* WHAT YOU HAVE TO DO: Find every line below that contains the word "xlabel" and copy it out.
====== RECORDS FOR THE TASK
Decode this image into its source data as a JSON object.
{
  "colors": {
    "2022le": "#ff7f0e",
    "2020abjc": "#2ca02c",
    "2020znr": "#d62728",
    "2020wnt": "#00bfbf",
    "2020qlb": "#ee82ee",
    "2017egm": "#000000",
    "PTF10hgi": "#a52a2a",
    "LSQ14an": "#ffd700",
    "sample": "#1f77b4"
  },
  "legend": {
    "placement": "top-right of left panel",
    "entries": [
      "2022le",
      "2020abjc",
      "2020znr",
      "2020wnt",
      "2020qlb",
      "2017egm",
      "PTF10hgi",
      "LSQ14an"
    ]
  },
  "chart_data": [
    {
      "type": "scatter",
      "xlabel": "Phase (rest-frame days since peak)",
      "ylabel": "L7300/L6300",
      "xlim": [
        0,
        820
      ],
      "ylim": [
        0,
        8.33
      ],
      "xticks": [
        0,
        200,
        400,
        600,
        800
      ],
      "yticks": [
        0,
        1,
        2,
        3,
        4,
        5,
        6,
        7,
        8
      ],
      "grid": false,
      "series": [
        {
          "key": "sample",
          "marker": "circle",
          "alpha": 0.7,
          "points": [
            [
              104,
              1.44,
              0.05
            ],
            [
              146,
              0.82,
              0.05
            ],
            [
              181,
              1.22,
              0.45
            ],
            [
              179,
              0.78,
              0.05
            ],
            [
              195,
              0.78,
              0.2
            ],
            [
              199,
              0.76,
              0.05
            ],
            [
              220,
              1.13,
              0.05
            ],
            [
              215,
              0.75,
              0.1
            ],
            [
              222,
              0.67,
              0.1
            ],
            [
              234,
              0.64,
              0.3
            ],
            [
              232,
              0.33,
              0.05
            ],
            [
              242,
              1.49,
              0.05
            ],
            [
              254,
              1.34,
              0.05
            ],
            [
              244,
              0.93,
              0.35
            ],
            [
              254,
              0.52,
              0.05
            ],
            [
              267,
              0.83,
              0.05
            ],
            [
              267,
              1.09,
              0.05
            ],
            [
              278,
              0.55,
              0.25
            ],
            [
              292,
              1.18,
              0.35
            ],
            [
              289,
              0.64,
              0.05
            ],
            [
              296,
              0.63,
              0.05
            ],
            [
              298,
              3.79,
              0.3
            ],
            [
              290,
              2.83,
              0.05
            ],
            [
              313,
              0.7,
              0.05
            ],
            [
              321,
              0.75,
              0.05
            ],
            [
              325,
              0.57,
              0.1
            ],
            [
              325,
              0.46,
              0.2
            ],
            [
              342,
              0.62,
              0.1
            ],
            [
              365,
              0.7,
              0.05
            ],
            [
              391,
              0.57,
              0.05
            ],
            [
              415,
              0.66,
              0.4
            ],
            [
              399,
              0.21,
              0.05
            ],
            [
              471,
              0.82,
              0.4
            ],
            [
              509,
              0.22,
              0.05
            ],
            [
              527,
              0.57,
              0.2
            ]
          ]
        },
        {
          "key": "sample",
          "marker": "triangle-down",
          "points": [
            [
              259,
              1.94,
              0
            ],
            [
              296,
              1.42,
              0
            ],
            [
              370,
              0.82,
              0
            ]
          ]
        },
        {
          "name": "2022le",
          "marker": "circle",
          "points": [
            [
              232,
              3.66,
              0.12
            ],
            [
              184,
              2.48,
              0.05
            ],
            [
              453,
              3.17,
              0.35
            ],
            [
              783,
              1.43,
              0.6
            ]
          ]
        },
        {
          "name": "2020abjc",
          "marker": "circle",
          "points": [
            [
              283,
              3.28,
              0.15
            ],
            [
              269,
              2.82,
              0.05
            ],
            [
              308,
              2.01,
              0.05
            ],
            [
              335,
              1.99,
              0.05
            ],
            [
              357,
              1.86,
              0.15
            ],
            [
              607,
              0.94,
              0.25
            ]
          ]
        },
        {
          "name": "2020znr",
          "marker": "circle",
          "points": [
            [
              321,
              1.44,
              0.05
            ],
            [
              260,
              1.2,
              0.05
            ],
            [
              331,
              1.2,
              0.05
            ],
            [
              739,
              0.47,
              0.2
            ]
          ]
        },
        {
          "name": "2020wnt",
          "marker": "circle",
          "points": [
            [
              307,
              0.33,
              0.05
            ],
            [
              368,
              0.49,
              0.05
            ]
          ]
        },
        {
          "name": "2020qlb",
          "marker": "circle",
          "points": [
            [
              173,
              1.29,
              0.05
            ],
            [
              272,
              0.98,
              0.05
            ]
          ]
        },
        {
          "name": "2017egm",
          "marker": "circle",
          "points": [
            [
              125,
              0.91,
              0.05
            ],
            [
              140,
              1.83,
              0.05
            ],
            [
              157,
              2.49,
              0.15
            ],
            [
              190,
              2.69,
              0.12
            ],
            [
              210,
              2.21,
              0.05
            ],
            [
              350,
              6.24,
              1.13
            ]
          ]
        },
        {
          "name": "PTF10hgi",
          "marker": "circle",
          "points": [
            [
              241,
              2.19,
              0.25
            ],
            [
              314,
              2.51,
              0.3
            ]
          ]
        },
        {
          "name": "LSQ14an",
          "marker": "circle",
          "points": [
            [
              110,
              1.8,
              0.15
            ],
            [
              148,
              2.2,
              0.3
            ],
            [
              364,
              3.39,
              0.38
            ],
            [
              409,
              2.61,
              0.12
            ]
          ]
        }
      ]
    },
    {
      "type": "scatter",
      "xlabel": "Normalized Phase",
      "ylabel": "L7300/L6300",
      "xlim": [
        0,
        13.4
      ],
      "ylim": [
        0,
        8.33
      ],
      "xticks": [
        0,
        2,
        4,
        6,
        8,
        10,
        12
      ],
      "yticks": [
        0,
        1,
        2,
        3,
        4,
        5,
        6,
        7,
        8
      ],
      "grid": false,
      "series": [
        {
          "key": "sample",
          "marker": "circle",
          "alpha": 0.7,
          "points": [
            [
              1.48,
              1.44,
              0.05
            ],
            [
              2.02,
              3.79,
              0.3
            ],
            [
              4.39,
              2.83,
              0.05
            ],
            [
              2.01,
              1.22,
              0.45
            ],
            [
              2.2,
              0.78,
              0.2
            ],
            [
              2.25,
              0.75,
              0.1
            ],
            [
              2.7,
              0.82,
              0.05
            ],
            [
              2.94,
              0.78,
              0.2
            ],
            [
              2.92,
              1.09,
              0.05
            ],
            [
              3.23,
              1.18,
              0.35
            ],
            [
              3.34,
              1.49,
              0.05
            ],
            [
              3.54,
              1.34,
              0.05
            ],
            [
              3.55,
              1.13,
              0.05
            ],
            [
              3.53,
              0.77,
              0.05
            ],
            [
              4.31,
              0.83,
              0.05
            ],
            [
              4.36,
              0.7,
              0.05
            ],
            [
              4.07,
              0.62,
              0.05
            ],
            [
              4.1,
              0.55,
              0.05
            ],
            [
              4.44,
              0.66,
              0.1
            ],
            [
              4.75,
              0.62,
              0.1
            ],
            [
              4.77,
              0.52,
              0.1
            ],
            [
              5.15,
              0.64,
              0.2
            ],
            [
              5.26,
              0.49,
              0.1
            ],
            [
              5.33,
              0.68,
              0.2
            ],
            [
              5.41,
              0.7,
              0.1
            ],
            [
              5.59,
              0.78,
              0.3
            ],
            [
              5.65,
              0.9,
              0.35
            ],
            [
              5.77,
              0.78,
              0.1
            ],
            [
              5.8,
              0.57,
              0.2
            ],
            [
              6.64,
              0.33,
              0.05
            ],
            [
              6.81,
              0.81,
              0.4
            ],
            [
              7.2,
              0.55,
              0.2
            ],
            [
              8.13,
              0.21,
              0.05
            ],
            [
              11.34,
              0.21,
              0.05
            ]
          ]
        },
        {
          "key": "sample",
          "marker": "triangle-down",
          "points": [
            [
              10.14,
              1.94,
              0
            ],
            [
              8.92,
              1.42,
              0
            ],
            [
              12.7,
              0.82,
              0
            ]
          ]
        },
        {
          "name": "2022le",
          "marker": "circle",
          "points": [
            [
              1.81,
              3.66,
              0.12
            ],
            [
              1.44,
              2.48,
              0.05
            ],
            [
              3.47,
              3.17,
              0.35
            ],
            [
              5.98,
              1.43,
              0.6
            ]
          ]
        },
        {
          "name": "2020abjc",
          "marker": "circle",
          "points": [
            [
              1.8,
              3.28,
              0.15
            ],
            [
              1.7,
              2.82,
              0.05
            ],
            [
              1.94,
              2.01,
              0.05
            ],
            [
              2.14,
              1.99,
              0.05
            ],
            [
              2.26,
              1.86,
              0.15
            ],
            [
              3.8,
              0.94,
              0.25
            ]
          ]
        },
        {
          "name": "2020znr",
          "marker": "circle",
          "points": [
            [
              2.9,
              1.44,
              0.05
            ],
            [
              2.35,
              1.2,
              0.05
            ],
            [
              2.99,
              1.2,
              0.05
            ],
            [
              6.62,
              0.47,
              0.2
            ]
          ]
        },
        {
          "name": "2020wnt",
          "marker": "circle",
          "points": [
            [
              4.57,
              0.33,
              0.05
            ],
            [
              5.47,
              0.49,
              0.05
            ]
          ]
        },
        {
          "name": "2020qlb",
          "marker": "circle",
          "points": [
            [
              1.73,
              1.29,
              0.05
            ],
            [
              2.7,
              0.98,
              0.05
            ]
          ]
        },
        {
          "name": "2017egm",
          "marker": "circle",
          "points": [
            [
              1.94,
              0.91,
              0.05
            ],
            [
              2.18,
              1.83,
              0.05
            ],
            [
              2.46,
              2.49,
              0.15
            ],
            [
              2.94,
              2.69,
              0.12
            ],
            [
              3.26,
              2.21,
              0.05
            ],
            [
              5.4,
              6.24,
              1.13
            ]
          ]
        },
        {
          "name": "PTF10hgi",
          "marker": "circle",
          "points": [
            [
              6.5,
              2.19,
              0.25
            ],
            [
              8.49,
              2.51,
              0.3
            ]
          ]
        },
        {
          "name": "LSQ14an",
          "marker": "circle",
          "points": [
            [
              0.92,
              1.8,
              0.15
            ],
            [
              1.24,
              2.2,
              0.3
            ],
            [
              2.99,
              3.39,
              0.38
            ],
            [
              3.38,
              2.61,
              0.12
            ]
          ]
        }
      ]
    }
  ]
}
============
* FINISHED ANSWER:
      "xlabel": "Phase (rest-frame days since peak)",
      "xlabel": "Normalized Phase",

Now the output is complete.